▸ **Given instruction**: For each line that holds "What", copy the line out.

[Dataset records]
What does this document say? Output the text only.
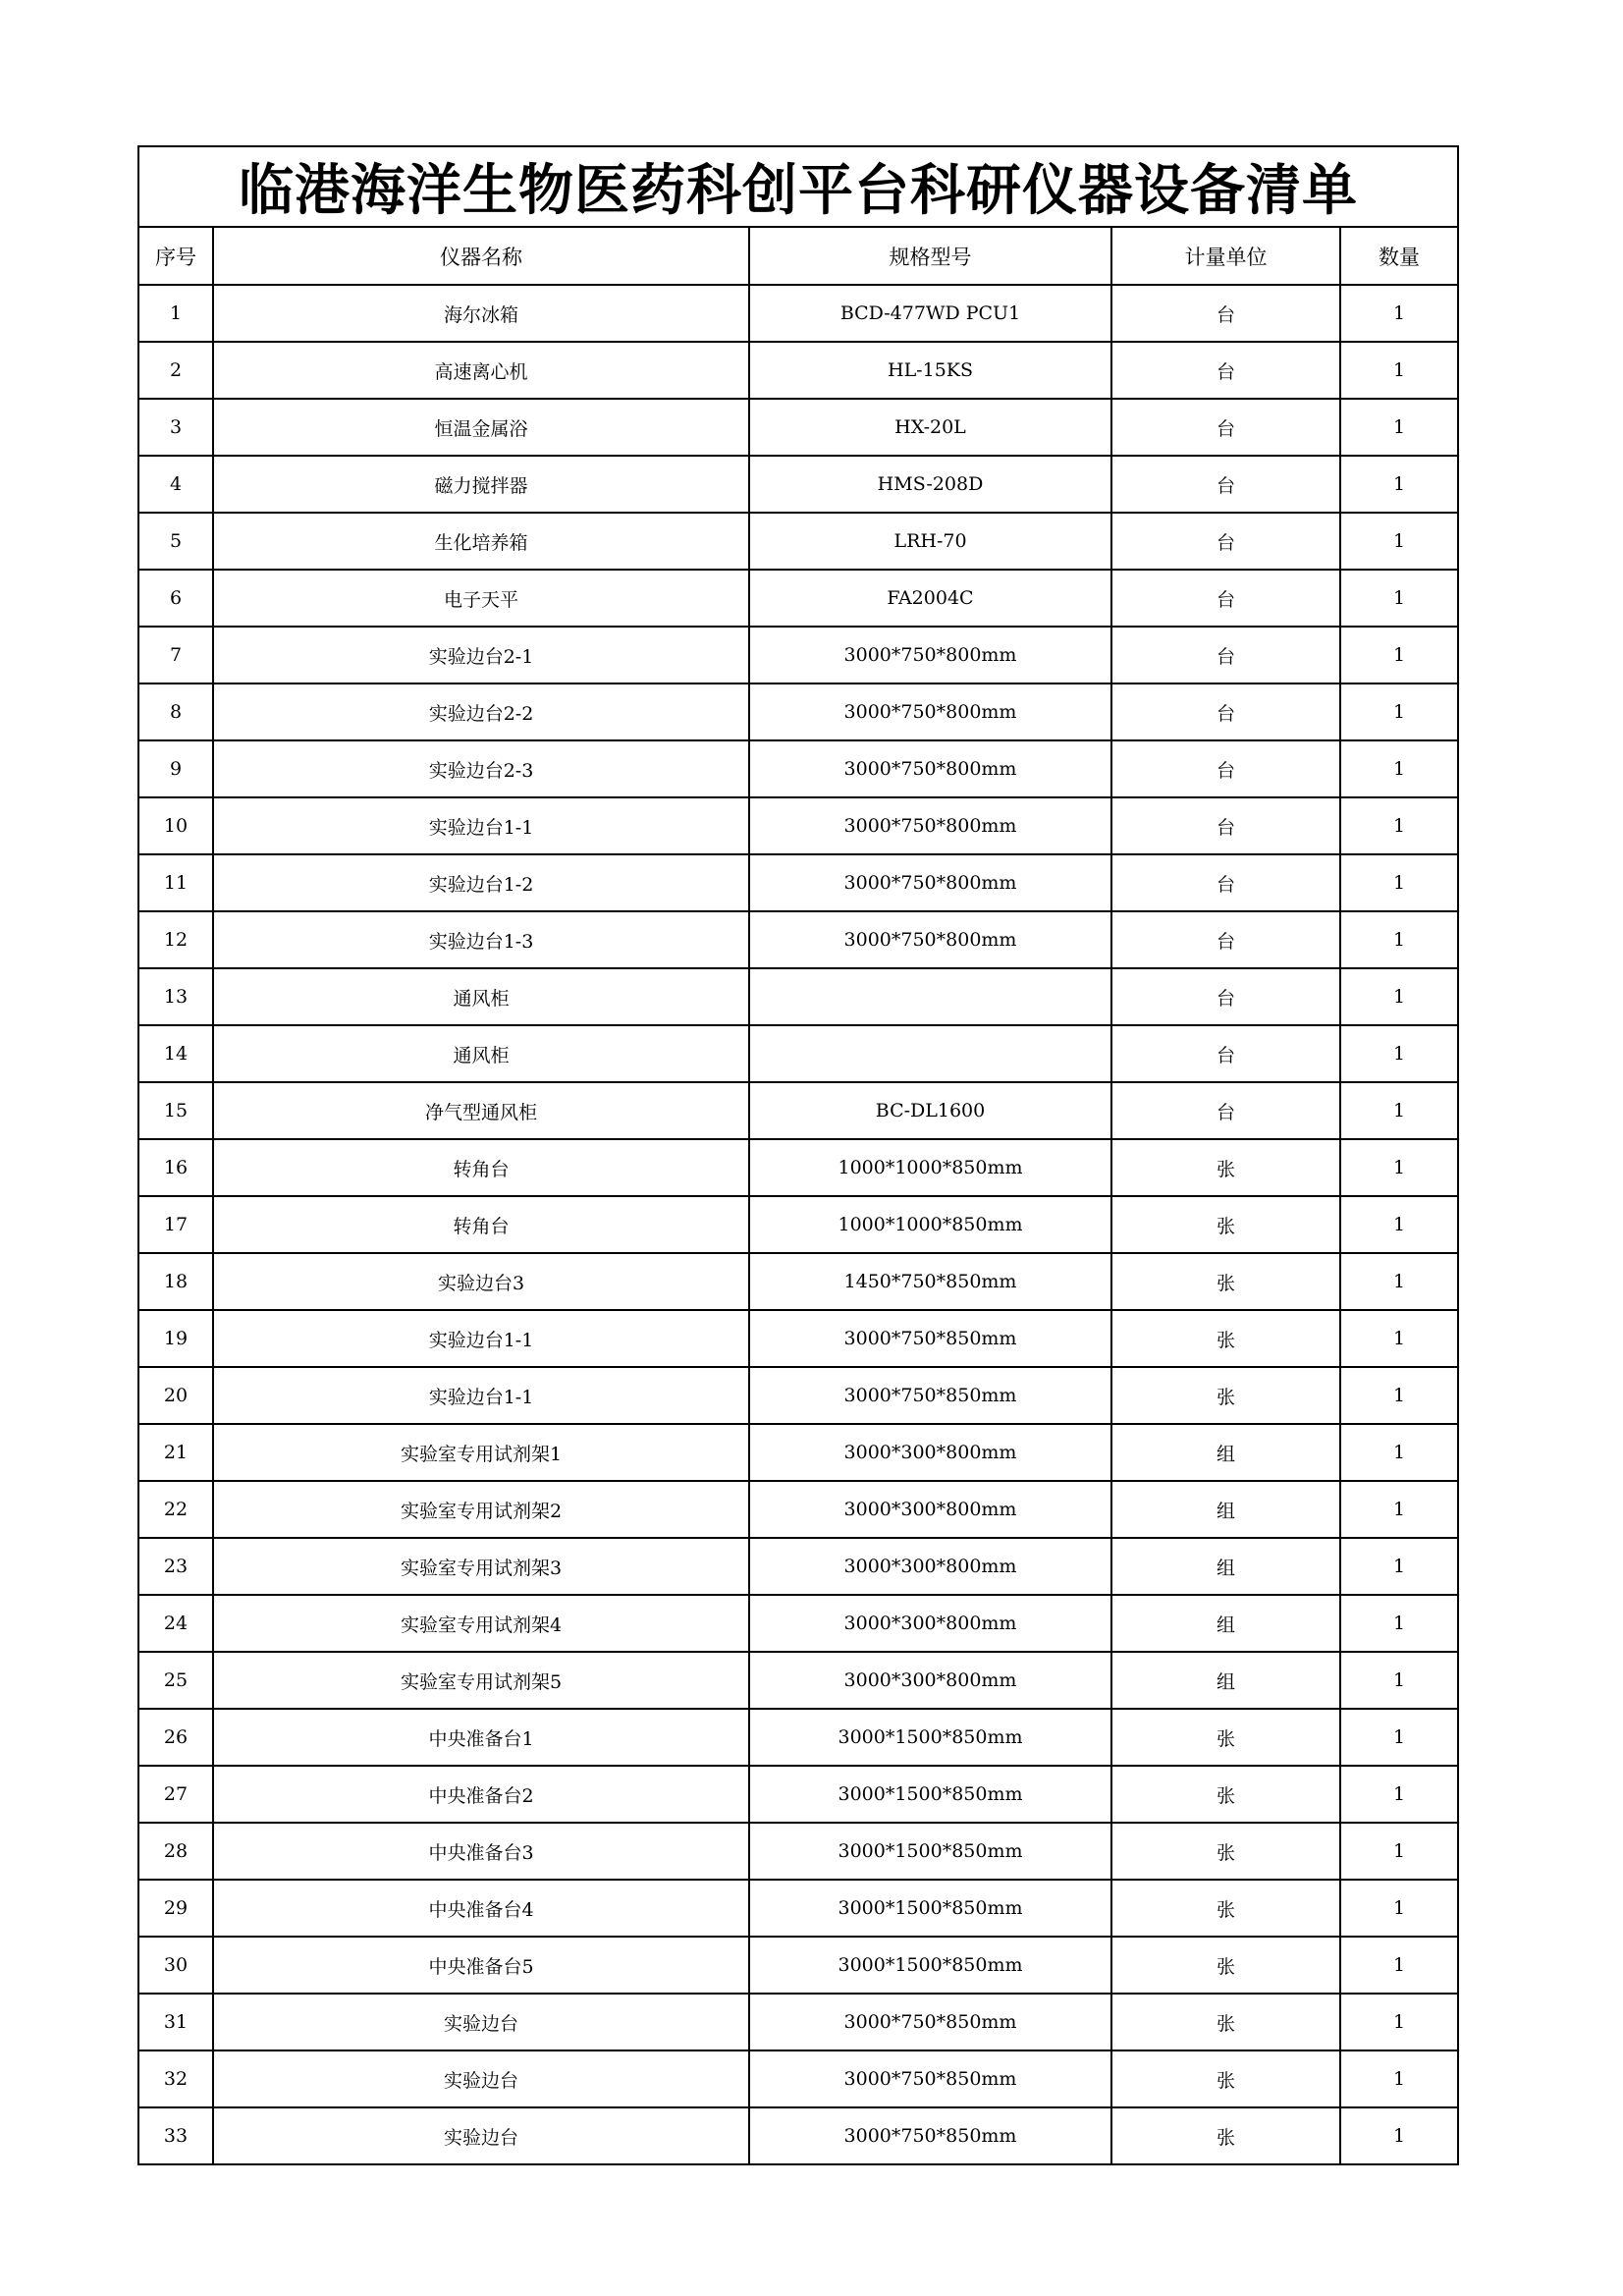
临港海洋生物医药科创平台科研仪器设备清单				
序号	仪器名称	规格型号	计量单位	数量
1	海尔冰箱	BCD-477WD PCU1	台	1
2	高速离心机	HL-15KS	台	1
3	恒温金属浴	HX-20L	台	1
4	磁力搅拌器	HMS-208D	台	1
5	生化培养箱	LRH-70	台	1
6	电子天平	FA2004C	台	1
7	实验边台2-1	3000*750*800mm	台	1
8	实验边台2-2	3000*750*800mm	台	1
9	实验边台2-3	3000*750*800mm	台	1
10	实验边台1-1	3000*750*800mm	台	1
11	实验边台1-2	3000*750*800mm	台	1
12	实验边台1-3	3000*750*800mm	台	1
13	通风柜		台	1
14	通风柜		台	1
15	净气型通风柜	BC-DL1600	台	1
16	转角台	1000*1000*850mm	张	1
17	转角台	1000*1000*850mm	张	1
18	实验边台3	1450*750*850mm	张	1
19	实验边台1-1	3000*750*850mm	张	1
20	实验边台1-1	3000*750*850mm	张	1
21	实验室专用试剂架1	3000*300*800mm	组	1
22	实验室专用试剂架2	3000*300*800mm	组	1
23	实验室专用试剂架3	3000*300*800mm	组	1
24	实验室专用试剂架4	3000*300*800mm	组	1
25	实验室专用试剂架5	3000*300*800mm	组	1
26	中央准备台1	3000*1500*850mm	张	1
27	中央准备台2	3000*1500*850mm	张	1
28	中央准备台3	3000*1500*850mm	张	1
29	中央准备台4	3000*1500*850mm	张	1
30	中央准备台5	3000*1500*850mm	张	1
31	实验边台	3000*750*850mm	张	1
32	实验边台	3000*750*850mm	张	1
33	实验边台	3000*750*850mm	张	1
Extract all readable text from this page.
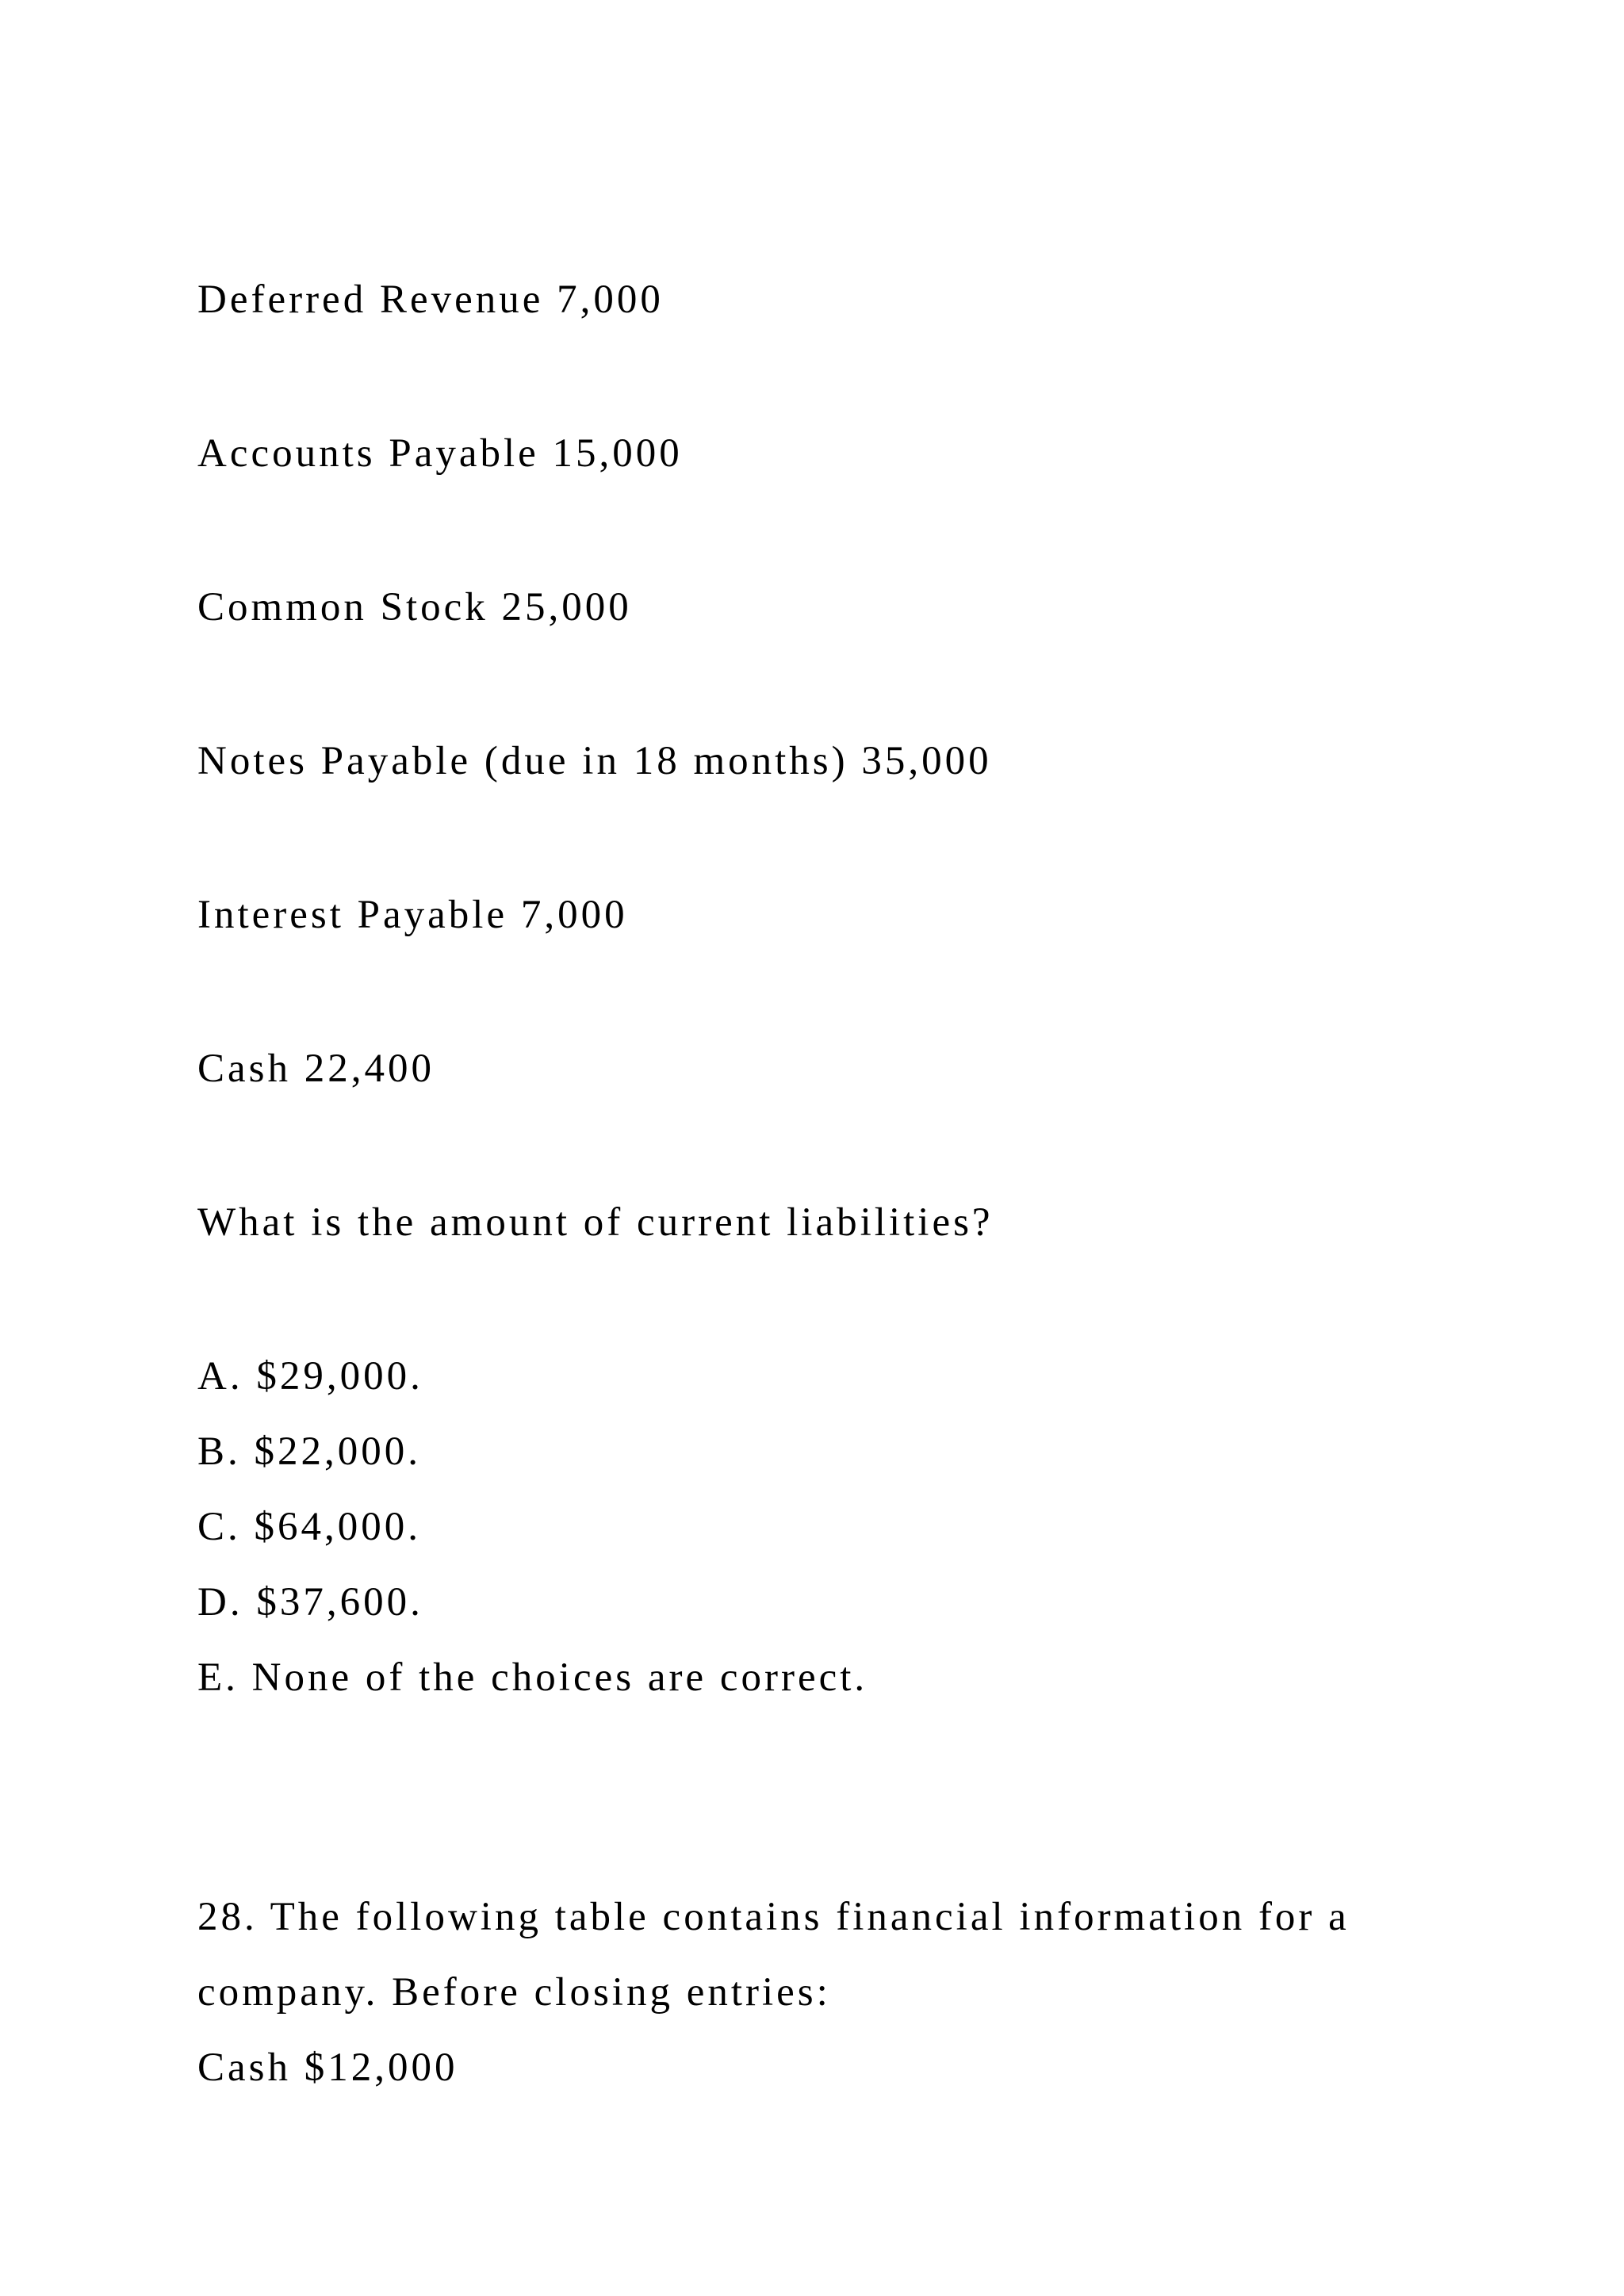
Deferred Revenue 7,000
Accounts Payable 15,000
Common Stock 25,000
Notes Payable (due in 18 months) 35,000
Interest Payable 7,000
Cash 22,400
What is the amount of current liabilities?
A. $29,000.
B. $22,000.
C. $64,000.
D. $37,600.
E. None of the choices are correct.
28. The following table contains financial information for a
company. Before closing entries:
Cash $12,000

▸ **Response to the task**:
What does this document say? Output the text only.
What is the amount of current liabilities?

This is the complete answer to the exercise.